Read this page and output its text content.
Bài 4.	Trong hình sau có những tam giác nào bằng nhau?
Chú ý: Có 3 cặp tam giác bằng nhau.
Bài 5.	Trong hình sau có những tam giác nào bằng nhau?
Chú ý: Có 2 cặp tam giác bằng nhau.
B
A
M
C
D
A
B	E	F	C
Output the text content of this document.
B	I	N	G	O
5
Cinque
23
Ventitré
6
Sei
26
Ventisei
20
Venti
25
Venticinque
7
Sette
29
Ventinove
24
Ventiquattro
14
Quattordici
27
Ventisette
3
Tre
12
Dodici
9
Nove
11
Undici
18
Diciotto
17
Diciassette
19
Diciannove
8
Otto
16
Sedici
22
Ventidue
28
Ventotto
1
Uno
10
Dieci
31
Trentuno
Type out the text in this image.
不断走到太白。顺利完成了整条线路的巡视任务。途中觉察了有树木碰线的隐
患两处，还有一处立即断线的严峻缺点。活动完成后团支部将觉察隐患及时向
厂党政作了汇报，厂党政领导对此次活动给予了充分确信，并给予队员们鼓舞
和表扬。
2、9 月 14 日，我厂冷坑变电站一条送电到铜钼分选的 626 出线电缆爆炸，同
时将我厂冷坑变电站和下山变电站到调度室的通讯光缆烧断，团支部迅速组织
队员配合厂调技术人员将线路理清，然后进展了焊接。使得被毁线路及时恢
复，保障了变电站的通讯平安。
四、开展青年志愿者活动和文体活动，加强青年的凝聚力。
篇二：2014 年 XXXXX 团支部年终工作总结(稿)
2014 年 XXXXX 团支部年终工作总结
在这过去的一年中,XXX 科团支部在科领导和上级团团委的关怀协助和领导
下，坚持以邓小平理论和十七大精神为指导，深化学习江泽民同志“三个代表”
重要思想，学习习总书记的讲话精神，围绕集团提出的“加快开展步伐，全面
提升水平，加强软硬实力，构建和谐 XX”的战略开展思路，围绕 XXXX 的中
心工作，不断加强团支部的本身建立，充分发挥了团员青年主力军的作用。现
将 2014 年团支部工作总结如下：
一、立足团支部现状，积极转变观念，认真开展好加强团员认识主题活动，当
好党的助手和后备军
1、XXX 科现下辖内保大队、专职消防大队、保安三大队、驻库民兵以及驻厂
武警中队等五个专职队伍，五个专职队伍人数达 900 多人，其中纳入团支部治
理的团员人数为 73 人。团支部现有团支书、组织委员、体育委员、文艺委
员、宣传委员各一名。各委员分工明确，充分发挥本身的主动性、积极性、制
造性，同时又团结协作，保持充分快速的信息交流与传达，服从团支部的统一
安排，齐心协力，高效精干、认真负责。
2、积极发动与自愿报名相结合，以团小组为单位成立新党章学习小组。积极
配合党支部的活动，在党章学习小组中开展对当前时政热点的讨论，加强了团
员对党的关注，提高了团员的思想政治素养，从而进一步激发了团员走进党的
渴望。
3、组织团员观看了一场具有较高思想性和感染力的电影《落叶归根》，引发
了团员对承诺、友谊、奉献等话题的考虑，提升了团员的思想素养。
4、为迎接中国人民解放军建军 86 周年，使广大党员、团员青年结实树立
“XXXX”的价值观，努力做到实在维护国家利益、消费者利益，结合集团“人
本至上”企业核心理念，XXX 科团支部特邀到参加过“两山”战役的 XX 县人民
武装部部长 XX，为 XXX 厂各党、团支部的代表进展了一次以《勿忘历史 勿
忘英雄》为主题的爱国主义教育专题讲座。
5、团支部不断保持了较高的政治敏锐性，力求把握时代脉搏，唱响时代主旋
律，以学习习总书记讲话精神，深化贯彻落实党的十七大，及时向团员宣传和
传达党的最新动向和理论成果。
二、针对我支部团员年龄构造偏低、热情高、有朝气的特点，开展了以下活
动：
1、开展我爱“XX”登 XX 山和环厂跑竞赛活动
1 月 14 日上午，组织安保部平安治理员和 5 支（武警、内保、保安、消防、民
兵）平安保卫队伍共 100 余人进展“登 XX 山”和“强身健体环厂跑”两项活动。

==================================================

TASK REQUIREMENTS: Write every entry out again exactly.

FINAL RESULT:
Read this page and output its text content.
Bài 4.	Trong hình sau có những tam giác nào bằng nhau?
Chú ý: Có 3 cặp tam giác bằng nhau.
Bài 5.	Trong hình sau có những tam giác nào bằng nhau?
Chú ý: Có 2 cặp tam giác bằng nhau.
B
A
M
C
D
A
B	E	F	C
Output the text content of this document.
B	I	N	G	O
5
Cinque
23
Ventitré
6
Sei
26
Ventisei
20
Venti
25
Venticinque
7
Sette
29
Ventinove
24
Ventiquattro
14
Quattordici
27
Ventisette
3
Tre
12
Dodici
9
Nove
11
Undici
18
Diciotto
17
Diciassette
19
Diciannove
8
Otto
16
Sedici
22
Ventidue
28
Ventotto
1
Uno
10
Dieci
31
Trentuno
Type out the text in this image.
不断走到太白。顺利完成了整条线路的巡视任务。途中觉察了有树木碰线的隐
患两处，还有一处立即断线的严峻缺点。活动完成后团支部将觉察隐患及时向
厂党政作了汇报，厂党政领导对此次活动给予了充分确信，并给予队员们鼓舞
和表扬。
2、9 月 14 日，我厂冷坑变电站一条送电到铜钼分选的 626 出线电缆爆炸，同
时将我厂冷坑变电站和下山变电站到调度室的通讯光缆烧断，团支部迅速组织
队员配合厂调技术人员将线路理清，然后进展了焊接。使得被毁线路及时恢
复，保障了变电站的通讯平安。
四、开展青年志愿者活动和文体活动，加强青年的凝聚力。
篇二：2014 年 XXXXX 团支部年终工作总结(稿)
2014 年 XXXXX 团支部年终工作总结
在这过去的一年中,XXX 科团支部在科领导和上级团团委的关怀协助和领导
下，坚持以邓小平理论和十七大精神为指导，深化学习江泽民同志“三个代表”
重要思想，学习习总书记的讲话精神，围绕集团提出的“加快开展步伐，全面
提升水平，加强软硬实力，构建和谐 XX”的战略开展思路，围绕 XXXX 的中
心工作，不断加强团支部的本身建立，充分发挥了团员青年主力军的作用。现
将 2014 年团支部工作总结如下：
一、立足团支部现状，积极转变观念，认真开展好加强团员认识主题活动，当
好党的助手和后备军
1、XXX 科现下辖内保大队、专职消防大队、保安三大队、驻库民兵以及驻厂
武警中队等五个专职队伍，五个专职队伍人数达 900 多人，其中纳入团支部治
理的团员人数为 73 人。团支部现有团支书、组织委员、体育委员、文艺委
员、宣传委员各一名。各委员分工明确，充分发挥本身的主动性、积极性、制
造性，同时又团结协作，保持充分快速的信息交流与传达，服从团支部的统一
安排，齐心协力，高效精干、认真负责。
2、积极发动与自愿报名相结合，以团小组为单位成立新党章学习小组。积极
配合党支部的活动，在党章学习小组中开展对当前时政热点的讨论，加强了团
员对党的关注，提高了团员的思想政治素养，从而进一步激发了团员走进党的
渴望。
3、组织团员观看了一场具有较高思想性和感染力的电影《落叶归根》，引发
了团员对承诺、友谊、奉献等话题的考虑，提升了团员的思想素养。
4、为迎接中国人民解放军建军 86 周年，使广大党员、团员青年结实树立
“XXXX”的价值观，努力做到实在维护国家利益、消费者利益，结合集团“人
本至上”企业核心理念，XXX 科团支部特邀到参加过“两山”战役的 XX 县人民
武装部部长 XX，为 XXX 厂各党、团支部的代表进展了一次以《勿忘历史 勿
忘英雄》为主题的爱国主义教育专题讲座。
5、团支部不断保持了较高的政治敏锐性，力求把握时代脉搏，唱响时代主旋
律，以学习习总书记讲话精神，深化贯彻落实党的十七大，及时向团员宣传和
传达党的最新动向和理论成果。
二、针对我支部团员年龄构造偏低、热情高、有朝气的特点，开展了以下活
动：
1、开展我爱“XX”登 XX 山和环厂跑竞赛活动
1 月 14 日上午，组织安保部平安治理员和 5 支（武警、内保、保安、消防、民
兵）平安保卫队伍共 100 余人进展“登 XX 山”和“强身健体环厂跑”两项活动。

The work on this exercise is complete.